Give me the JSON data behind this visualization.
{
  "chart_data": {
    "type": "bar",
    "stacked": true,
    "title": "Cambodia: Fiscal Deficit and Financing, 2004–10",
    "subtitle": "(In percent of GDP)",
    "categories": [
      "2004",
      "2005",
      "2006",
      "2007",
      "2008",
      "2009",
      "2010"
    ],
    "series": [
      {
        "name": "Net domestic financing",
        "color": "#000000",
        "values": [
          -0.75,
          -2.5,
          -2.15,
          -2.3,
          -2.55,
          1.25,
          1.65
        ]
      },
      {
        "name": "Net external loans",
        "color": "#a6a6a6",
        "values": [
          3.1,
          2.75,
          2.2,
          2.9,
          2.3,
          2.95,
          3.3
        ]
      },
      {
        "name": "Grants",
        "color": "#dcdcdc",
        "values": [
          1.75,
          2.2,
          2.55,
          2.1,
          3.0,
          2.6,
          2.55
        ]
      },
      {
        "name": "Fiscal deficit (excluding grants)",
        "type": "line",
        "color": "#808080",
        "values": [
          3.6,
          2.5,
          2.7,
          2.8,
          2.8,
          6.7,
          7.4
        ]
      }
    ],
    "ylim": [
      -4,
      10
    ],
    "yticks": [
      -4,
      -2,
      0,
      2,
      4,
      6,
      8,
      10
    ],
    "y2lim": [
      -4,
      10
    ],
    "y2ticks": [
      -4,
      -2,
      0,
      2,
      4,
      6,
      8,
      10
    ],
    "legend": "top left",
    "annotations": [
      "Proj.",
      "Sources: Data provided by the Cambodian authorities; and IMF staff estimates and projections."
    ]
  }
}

### Given exercise
Report the number of lines in the entries above that include the string "color". Give nothing but the number.

### Worked solution
4